- _Data shown_:
++++++++++
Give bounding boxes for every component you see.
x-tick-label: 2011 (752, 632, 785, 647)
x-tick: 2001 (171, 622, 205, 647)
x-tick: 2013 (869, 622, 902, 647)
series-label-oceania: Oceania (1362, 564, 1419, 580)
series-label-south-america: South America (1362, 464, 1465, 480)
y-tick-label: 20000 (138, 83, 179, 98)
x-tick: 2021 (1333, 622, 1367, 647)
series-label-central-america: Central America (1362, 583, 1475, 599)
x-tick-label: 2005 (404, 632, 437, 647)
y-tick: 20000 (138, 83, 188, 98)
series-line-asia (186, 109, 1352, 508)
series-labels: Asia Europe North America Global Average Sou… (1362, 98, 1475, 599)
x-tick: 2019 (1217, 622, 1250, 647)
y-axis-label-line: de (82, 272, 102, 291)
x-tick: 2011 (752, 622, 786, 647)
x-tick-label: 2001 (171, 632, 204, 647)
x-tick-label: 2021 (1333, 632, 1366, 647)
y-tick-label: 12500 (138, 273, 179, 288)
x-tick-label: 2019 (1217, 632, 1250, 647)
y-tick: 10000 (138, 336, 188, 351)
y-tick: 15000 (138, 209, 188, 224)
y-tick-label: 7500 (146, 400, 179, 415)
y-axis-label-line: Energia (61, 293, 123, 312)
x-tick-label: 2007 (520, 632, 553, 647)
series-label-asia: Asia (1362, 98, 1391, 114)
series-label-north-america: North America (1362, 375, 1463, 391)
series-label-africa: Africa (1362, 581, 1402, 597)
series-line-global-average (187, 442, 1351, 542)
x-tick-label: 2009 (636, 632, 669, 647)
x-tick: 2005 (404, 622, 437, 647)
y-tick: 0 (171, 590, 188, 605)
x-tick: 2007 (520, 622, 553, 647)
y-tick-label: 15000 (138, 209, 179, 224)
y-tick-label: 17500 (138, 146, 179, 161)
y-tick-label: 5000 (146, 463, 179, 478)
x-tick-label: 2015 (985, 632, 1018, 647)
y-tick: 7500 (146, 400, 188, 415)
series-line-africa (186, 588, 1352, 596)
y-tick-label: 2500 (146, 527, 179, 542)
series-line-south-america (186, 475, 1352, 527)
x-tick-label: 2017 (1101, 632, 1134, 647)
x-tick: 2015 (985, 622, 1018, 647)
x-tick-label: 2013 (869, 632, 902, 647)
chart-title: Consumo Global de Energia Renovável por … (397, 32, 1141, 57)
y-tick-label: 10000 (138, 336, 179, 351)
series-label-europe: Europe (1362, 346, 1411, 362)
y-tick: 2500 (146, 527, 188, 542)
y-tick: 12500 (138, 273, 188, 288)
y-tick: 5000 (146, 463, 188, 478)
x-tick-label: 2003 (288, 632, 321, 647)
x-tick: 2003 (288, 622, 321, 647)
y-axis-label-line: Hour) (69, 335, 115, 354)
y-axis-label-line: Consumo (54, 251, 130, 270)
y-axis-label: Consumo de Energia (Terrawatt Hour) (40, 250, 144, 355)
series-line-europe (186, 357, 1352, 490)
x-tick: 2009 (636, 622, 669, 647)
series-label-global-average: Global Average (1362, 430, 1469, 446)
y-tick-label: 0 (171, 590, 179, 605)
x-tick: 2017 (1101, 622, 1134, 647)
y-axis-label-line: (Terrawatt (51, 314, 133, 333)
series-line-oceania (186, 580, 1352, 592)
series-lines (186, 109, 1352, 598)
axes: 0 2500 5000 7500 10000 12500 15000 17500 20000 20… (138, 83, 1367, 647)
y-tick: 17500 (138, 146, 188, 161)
++++++++++
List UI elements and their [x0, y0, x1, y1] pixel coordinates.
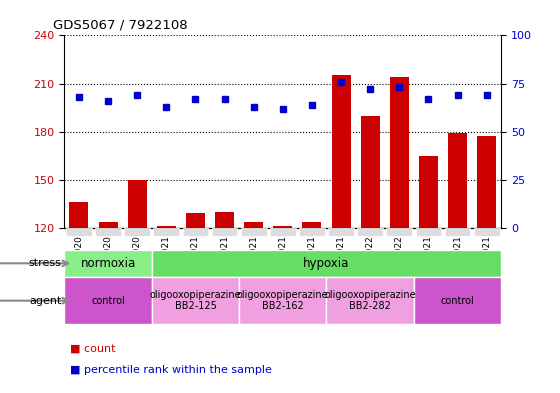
++++++++++
Copy out, word for word, the entries from the line containing "Give bounding boxes" through the line containing "y-tick-label: 17500 (138, 146, 179, 161)", both included.

Give bounding boxes for every component you see.
x-tick-label: 2011 (752, 632, 785, 647)
x-tick: 2001 (171, 622, 205, 647)
x-tick: 2013 (869, 622, 902, 647)
series-label-oceania: Oceania (1362, 564, 1419, 580)
series-label-south-america: South America (1362, 464, 1465, 480)
y-tick-label: 20000 (138, 83, 179, 98)
x-tick: 2021 (1333, 622, 1367, 647)
series-label-central-america: Central America (1362, 583, 1475, 599)
x-tick-label: 2005 (404, 632, 437, 647)
y-tick: 20000 (138, 83, 188, 98)
series-line-asia (186, 109, 1352, 508)
series-labels: Asia Europe North America Global Average Sou… (1362, 98, 1475, 599)
x-tick: 2019 (1217, 622, 1250, 647)
y-axis-label-line: de (82, 272, 102, 291)
x-tick: 2011 (752, 622, 786, 647)
x-tick-label: 2001 (171, 632, 204, 647)
x-tick-label: 2021 (1333, 632, 1366, 647)
y-tick-label: 12500 (138, 273, 179, 288)
x-tick-label: 2019 (1217, 632, 1250, 647)
y-tick: 10000 (138, 336, 188, 351)
y-tick: 15000 (138, 209, 188, 224)
y-tick-label: 7500 (146, 400, 179, 415)
y-axis-label-line: Energia (61, 293, 123, 312)
x-tick-label: 2007 (520, 632, 553, 647)
series-label-asia: Asia (1362, 98, 1391, 114)
series-label-north-america: North America (1362, 375, 1463, 391)
series-label-africa: Africa (1362, 581, 1402, 597)
series-line-global-average (187, 442, 1351, 542)
x-tick-label: 2009 (636, 632, 669, 647)
x-tick: 2005 (404, 622, 437, 647)
y-tick: 0 (171, 590, 188, 605)
x-tick: 2007 (520, 622, 553, 647)
y-tick-label: 15000 (138, 209, 179, 224)
y-tick-label: 17500 (138, 146, 179, 161)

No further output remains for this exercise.